Extracts from a graphics dataset
+ + +

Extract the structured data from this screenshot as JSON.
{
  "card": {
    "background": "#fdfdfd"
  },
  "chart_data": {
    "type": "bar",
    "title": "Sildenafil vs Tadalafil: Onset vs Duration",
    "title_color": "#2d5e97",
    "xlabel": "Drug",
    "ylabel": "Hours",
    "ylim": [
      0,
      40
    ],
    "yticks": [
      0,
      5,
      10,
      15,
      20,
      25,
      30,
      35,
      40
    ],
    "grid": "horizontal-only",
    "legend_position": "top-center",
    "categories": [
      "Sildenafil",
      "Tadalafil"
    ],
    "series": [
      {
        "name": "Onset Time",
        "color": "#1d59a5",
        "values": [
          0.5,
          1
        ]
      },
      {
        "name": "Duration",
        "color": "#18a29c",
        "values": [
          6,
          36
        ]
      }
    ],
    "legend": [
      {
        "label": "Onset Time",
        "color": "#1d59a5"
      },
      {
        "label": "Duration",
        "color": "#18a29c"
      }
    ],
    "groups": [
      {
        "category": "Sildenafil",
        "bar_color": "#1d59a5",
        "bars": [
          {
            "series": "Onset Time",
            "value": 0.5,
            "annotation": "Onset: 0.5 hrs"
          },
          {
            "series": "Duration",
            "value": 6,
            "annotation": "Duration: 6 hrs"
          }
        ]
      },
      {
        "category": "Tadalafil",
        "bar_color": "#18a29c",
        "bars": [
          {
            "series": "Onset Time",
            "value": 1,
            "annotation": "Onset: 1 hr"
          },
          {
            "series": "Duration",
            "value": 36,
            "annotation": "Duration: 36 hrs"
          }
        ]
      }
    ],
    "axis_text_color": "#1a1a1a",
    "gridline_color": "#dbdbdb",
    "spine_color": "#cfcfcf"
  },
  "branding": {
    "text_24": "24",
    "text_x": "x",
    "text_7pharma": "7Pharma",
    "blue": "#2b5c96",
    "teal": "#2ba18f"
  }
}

+ + +

Problem to work on
Return each line in the records that holds the string "Duration".

Worked solution
    "title": "Sildenafil vs Tadalafil: Onset vs Duration",
        "name": "Duration",
        "label": "Duration",
            "series": "Duration",
            "annotation": "Duration: 6 hrs"
            "series": "Duration",
            "annotation": "Duration: 36 hrs"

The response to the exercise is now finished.